[Records from a data collection]
** Begin **

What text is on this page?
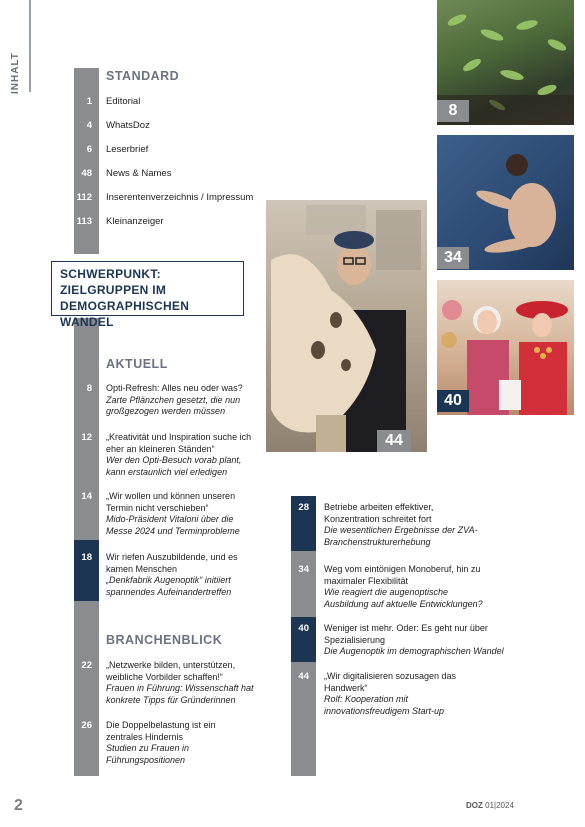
INHALT	STANDARD
1 Editorial
4 WhatsDoz
6 Leserbrief
48 News & Names
112 Inserentenverzeichnis / Impressum
113 Kleinanzeiger
SCHWERPUNKT: ZIELGRUPPEN IM DEMOGRAPHISCHEN WANDEL
AKTUELL
8 Opti-Refresh: Alles neu oder was?
Zarte Pflänzchen gesetzt, die nun großgezogen werden müssen
12 „Kreativität und Inspiration suche ich eher an kleineren Ständen“
Wer den Opti-Besuch vorab plant, kann erstaunlich viel erledigen
14 „Wir wollen und können unseren Termin nicht verschieben“
Mido-Präsident Vitaloni über die Messe 2024 und Terminprobleme
18 Wir riefen Auszubildende, und es kamen Menschen
„Denkfabrik Augenoptik“ initiiert spannendes Aufeinandertreffen
BRANCHENBLICK
22 „Netzwerke bilden, unterstützen, weibliche Vorbilder schaffen!“
Frauen in Führung: Wissenschaft hat konkrete Tipps für Gründerinnen
26 Die Doppelbelastung ist ein zentrales Hindernis
Studien zu Frauen in Führungspositionen
28 Betriebe arbeiten effektiver, Konzentration schreitet fort
Die wesentlichen Ergebnisse der ZVA-Branchenstrukturerhebung
34 Weg vom eintönigen Monoberuf, hin zu maximaler Flexibilität
Wie reagiert die augenoptische Ausbildung auf aktuelle Entwicklungen?
40 Weniger ist mehr. Oder: Es geht nur über Spezialisierung
Die Augenoptik im demographischen Wandel
44 „Wir digitalisieren sozusagen das Handwerk“
Rolf: Kooperation mit innovationsfreudigem Start-up
8
34
40
44
2	DOZ 01|2024
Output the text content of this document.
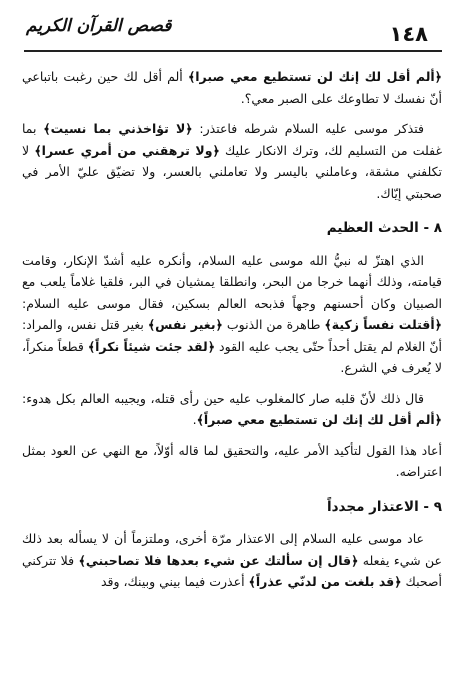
١٤٨
قصص القرآن الكريم

﴿ألم أقل لك إنك لن تستطيع معي صبرا﴾ ألم أقل لك حين رغبت باتباعي أنّ نفسك لا تطاوعك على الصبر معي؟.

فتذكر موسى عليه السلام شرطه فاعتذر: ﴿لا تؤاخذني بما نسيت﴾ بما غفلت من التسليم لك، وترك الانكار عليك ﴿ولا ترهقني من أمري عسرا﴾ لا تكلفني مشقة، وعاملني باليسر ولا تعاملني بالعسر، ولا تضيّق عليّ الأمر في صحبتي إيّاك.

٨ - الحدث العظيم

الذي اهتزّ له نبيُّ الله موسى عليه السلام، وأنكره عليه أشدّ الإنكار، وقامت قيامته، وذلك أنهما خرجا من البحر، وانطلقا يمشيان في البر، فلقيا غلاماً يلعب مع الصبيان وكان أحسنهم وجهاً فذبحه العالم بسكين، فقال موسى عليه السلام: ﴿أقتلت نفساً زكية﴾ طاهرة من الذنوب ﴿بغير نفس﴾ بغير قتل نفس، والمراد: أنّ الغلام لم يقتل أحداً حتّى يجب عليه القود ﴿لقد جئت شيئاً نكراً﴾ قطعاً منكراً، لا يُعرف في الشرع.

قال ذلك لأنّ قلبه صار كالمغلوب عليه حين رأى قتله، ويجيبه العالم بكل هدوء: ﴿ألم أقل لك إنك لن تستطيع معي صبراً﴾.

أعاد هذا القول لتأكيد الأمر عليه، والتحقيق لما قاله أوّلاً، مع النهي عن العود بمثل اعتراضه.

٩ - الاعتذار مجدداً

عاد موسى عليه السلام إلى الاعتذار مرّة أخرى، وملتزماً أن لا يسأله بعد ذلك عن شيء يفعله ﴿قال إن سألتك عن شيء بعدها فلا تصاحبني﴾ فلا تتركني أصحبك ﴿قد بلغت من لدنّي عذراً﴾ أعذرت فيما بيني وبينك، وقد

** End **

Report all lines of the material that contain the word "über".

Mido-Präsident Vitaloni über die Messe 2024 und Terminprobleme
40 Weniger ist mehr. Oder: Es geht nur über Spezialisierung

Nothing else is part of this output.